__Problem requirements__: Return all the data below as it stands, minus the pictures.

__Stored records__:

---------------

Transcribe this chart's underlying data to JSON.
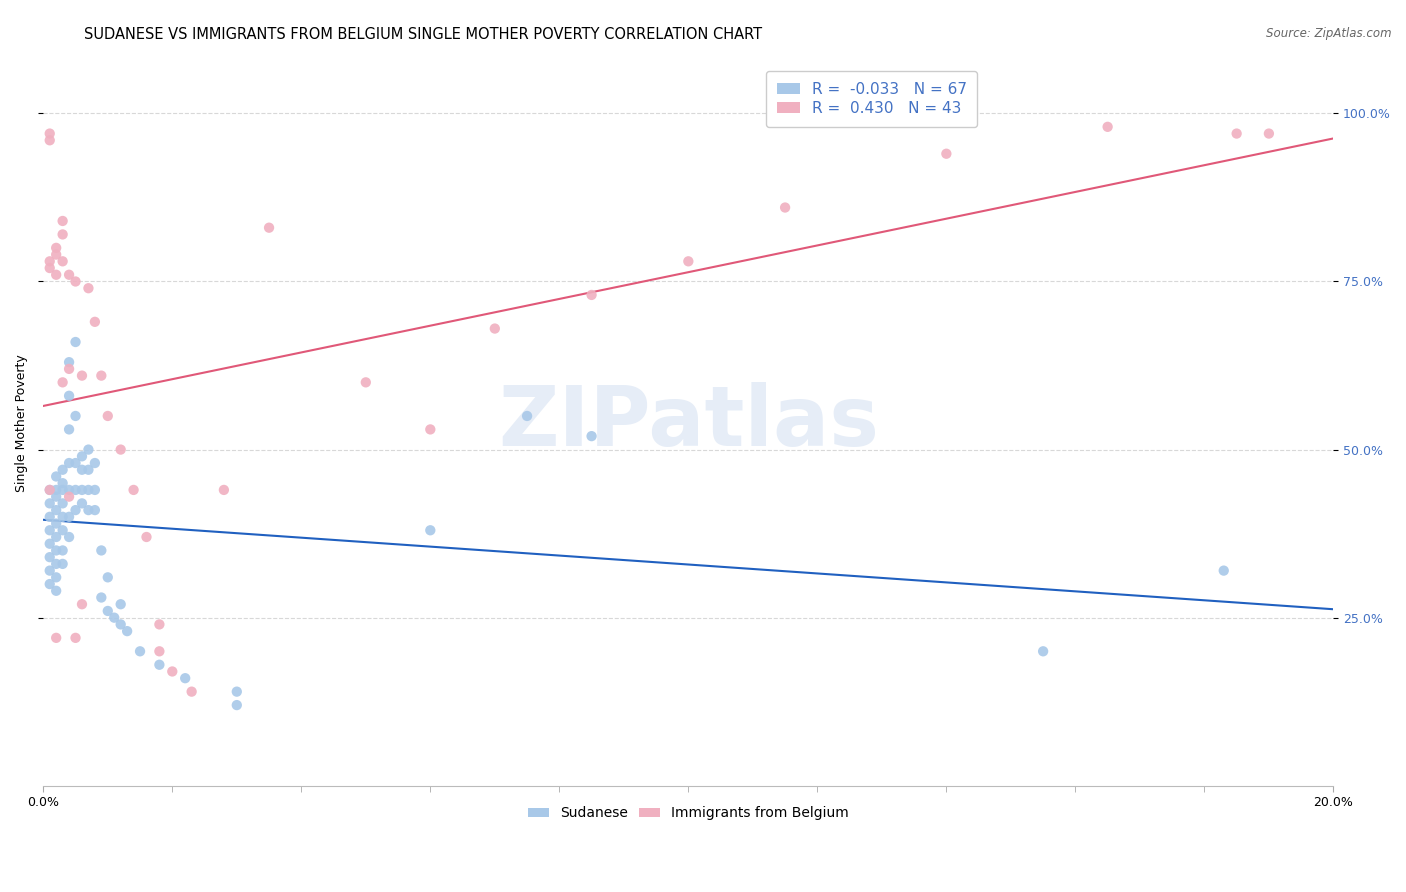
{
  "title": "SUDANESE VS IMMIGRANTS FROM BELGIUM SINGLE MOTHER POVERTY CORRELATION CHART",
  "source": "Source: ZipAtlas.com",
  "ylabel": "Single Mother Poverty",
  "watermark_text": "ZIPatlas",
  "legend_entries": [
    {
      "label": "Sudanese",
      "color": "#a8c8e8",
      "line_color": "#2060c0",
      "R": -0.033,
      "N": 67
    },
    {
      "label": "Immigrants from Belgium",
      "color": "#f0b0c0",
      "line_color": "#e05878",
      "R": 0.43,
      "N": 43
    }
  ],
  "background_color": "#ffffff",
  "grid_color": "#d8d8d8",
  "title_fontsize": 10.5,
  "axis_label_fontsize": 9,
  "tick_fontsize": 9,
  "legend_fontsize": 11,
  "marker_size": 55,
  "xlim": [
    0.0,
    0.2
  ],
  "ylim": [
    0.0,
    1.08
  ],
  "yticks": [
    0.25,
    0.5,
    0.75,
    1.0
  ],
  "xticks_minor": [
    0.025,
    0.05,
    0.075,
    0.1,
    0.125,
    0.15,
    0.175
  ],
  "sudanese_x": [
    0.001,
    0.001,
    0.001,
    0.001,
    0.001,
    0.001,
    0.001,
    0.001,
    0.002,
    0.002,
    0.002,
    0.002,
    0.002,
    0.002,
    0.002,
    0.002,
    0.002,
    0.002,
    0.003,
    0.003,
    0.003,
    0.003,
    0.003,
    0.003,
    0.003,
    0.003,
    0.004,
    0.004,
    0.004,
    0.004,
    0.004,
    0.004,
    0.004,
    0.005,
    0.005,
    0.005,
    0.005,
    0.005,
    0.006,
    0.006,
    0.006,
    0.006,
    0.007,
    0.007,
    0.007,
    0.007,
    0.008,
    0.008,
    0.008,
    0.009,
    0.009,
    0.01,
    0.01,
    0.011,
    0.012,
    0.012,
    0.013,
    0.015,
    0.018,
    0.022,
    0.03,
    0.03,
    0.06,
    0.075,
    0.085,
    0.155,
    0.183
  ],
  "sudanese_y": [
    0.44,
    0.42,
    0.4,
    0.38,
    0.36,
    0.34,
    0.32,
    0.3,
    0.46,
    0.44,
    0.43,
    0.41,
    0.39,
    0.37,
    0.35,
    0.33,
    0.31,
    0.29,
    0.47,
    0.45,
    0.44,
    0.42,
    0.4,
    0.38,
    0.35,
    0.33,
    0.63,
    0.58,
    0.53,
    0.48,
    0.44,
    0.4,
    0.37,
    0.66,
    0.55,
    0.48,
    0.44,
    0.41,
    0.49,
    0.47,
    0.44,
    0.42,
    0.5,
    0.47,
    0.44,
    0.41,
    0.48,
    0.44,
    0.41,
    0.35,
    0.28,
    0.31,
    0.26,
    0.25,
    0.27,
    0.24,
    0.23,
    0.2,
    0.18,
    0.16,
    0.14,
    0.12,
    0.38,
    0.55,
    0.52,
    0.2,
    0.32
  ],
  "belgium_x": [
    0.001,
    0.001,
    0.001,
    0.001,
    0.001,
    0.002,
    0.002,
    0.002,
    0.002,
    0.003,
    0.003,
    0.003,
    0.003,
    0.004,
    0.004,
    0.004,
    0.005,
    0.005,
    0.006,
    0.006,
    0.007,
    0.008,
    0.009,
    0.01,
    0.012,
    0.014,
    0.016,
    0.018,
    0.018,
    0.02,
    0.023,
    0.028,
    0.035,
    0.05,
    0.06,
    0.07,
    0.085,
    0.1,
    0.115,
    0.14,
    0.165,
    0.185,
    0.19
  ],
  "belgium_y": [
    0.97,
    0.96,
    0.78,
    0.77,
    0.44,
    0.8,
    0.79,
    0.76,
    0.22,
    0.84,
    0.82,
    0.78,
    0.6,
    0.76,
    0.62,
    0.43,
    0.75,
    0.22,
    0.61,
    0.27,
    0.74,
    0.69,
    0.61,
    0.55,
    0.5,
    0.44,
    0.37,
    0.24,
    0.2,
    0.17,
    0.14,
    0.44,
    0.83,
    0.6,
    0.53,
    0.68,
    0.73,
    0.78,
    0.86,
    0.94,
    0.98,
    0.97,
    0.97
  ]
}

---------------

__Output of the exercise__:
Transcribe this chart's underlying data to JSON.
{
  "title": "SUDANESE VS IMMIGRANTS FROM BELGIUM SINGLE MOTHER POVERTY CORRELATION CHART",
  "source": "Source: ZipAtlas.com",
  "ylabel": "Single Mother Poverty",
  "watermark_text": "ZIPatlas",
  "legend_entries": [
    {
      "label": "Sudanese",
      "color": "#a8c8e8",
      "line_color": "#2060c0",
      "R": -0.033,
      "N": 67
    },
    {
      "label": "Immigrants from Belgium",
      "color": "#f0b0c0",
      "line_color": "#e05878",
      "R": 0.43,
      "N": 43
    }
  ],
  "background_color": "#ffffff",
  "grid_color": "#d8d8d8",
  "title_fontsize": 10.5,
  "axis_label_fontsize": 9,
  "tick_fontsize": 9,
  "legend_fontsize": 11,
  "marker_size": 55,
  "xlim": [
    0.0,
    0.2
  ],
  "ylim": [
    0.0,
    1.08
  ],
  "yticks": [
    0.25,
    0.5,
    0.75,
    1.0
  ],
  "xticks_minor": [
    0.025,
    0.05,
    0.075,
    0.1,
    0.125,
    0.15,
    0.175
  ],
  "sudanese_x": [
    0.001,
    0.001,
    0.001,
    0.001,
    0.001,
    0.001,
    0.001,
    0.001,
    0.002,
    0.002,
    0.002,
    0.002,
    0.002,
    0.002,
    0.002,
    0.002,
    0.002,
    0.002,
    0.003,
    0.003,
    0.003,
    0.003,
    0.003,
    0.003,
    0.003,
    0.003,
    0.004,
    0.004,
    0.004,
    0.004,
    0.004,
    0.004,
    0.004,
    0.005,
    0.005,
    0.005,
    0.005,
    0.005,
    0.006,
    0.006,
    0.006,
    0.006,
    0.007,
    0.007,
    0.007,
    0.007,
    0.008,
    0.008,
    0.008,
    0.009,
    0.009,
    0.01,
    0.01,
    0.011,
    0.012,
    0.012,
    0.013,
    0.015,
    0.018,
    0.022,
    0.03,
    0.03,
    0.06,
    0.075,
    0.085,
    0.155,
    0.183
  ],
  "sudanese_y": [
    0.44,
    0.42,
    0.4,
    0.38,
    0.36,
    0.34,
    0.32,
    0.3,
    0.46,
    0.44,
    0.43,
    0.41,
    0.39,
    0.37,
    0.35,
    0.33,
    0.31,
    0.29,
    0.47,
    0.45,
    0.44,
    0.42,
    0.4,
    0.38,
    0.35,
    0.33,
    0.63,
    0.58,
    0.53,
    0.48,
    0.44,
    0.4,
    0.37,
    0.66,
    0.55,
    0.48,
    0.44,
    0.41,
    0.49,
    0.47,
    0.44,
    0.42,
    0.5,
    0.47,
    0.44,
    0.41,
    0.48,
    0.44,
    0.41,
    0.35,
    0.28,
    0.31,
    0.26,
    0.25,
    0.27,
    0.24,
    0.23,
    0.2,
    0.18,
    0.16,
    0.14,
    0.12,
    0.38,
    0.55,
    0.52,
    0.2,
    0.32
  ],
  "belgium_x": [
    0.001,
    0.001,
    0.001,
    0.001,
    0.001,
    0.002,
    0.002,
    0.002,
    0.002,
    0.003,
    0.003,
    0.003,
    0.003,
    0.004,
    0.004,
    0.004,
    0.005,
    0.005,
    0.006,
    0.006,
    0.007,
    0.008,
    0.009,
    0.01,
    0.012,
    0.014,
    0.016,
    0.018,
    0.018,
    0.02,
    0.023,
    0.028,
    0.035,
    0.05,
    0.06,
    0.07,
    0.085,
    0.1,
    0.115,
    0.14,
    0.165,
    0.185,
    0.19
  ],
  "belgium_y": [
    0.97,
    0.96,
    0.78,
    0.77,
    0.44,
    0.8,
    0.79,
    0.76,
    0.22,
    0.84,
    0.82,
    0.78,
    0.6,
    0.76,
    0.62,
    0.43,
    0.75,
    0.22,
    0.61,
    0.27,
    0.74,
    0.69,
    0.61,
    0.55,
    0.5,
    0.44,
    0.37,
    0.24,
    0.2,
    0.17,
    0.14,
    0.44,
    0.83,
    0.6,
    0.53,
    0.68,
    0.73,
    0.78,
    0.86,
    0.94,
    0.98,
    0.97,
    0.97
  ]
}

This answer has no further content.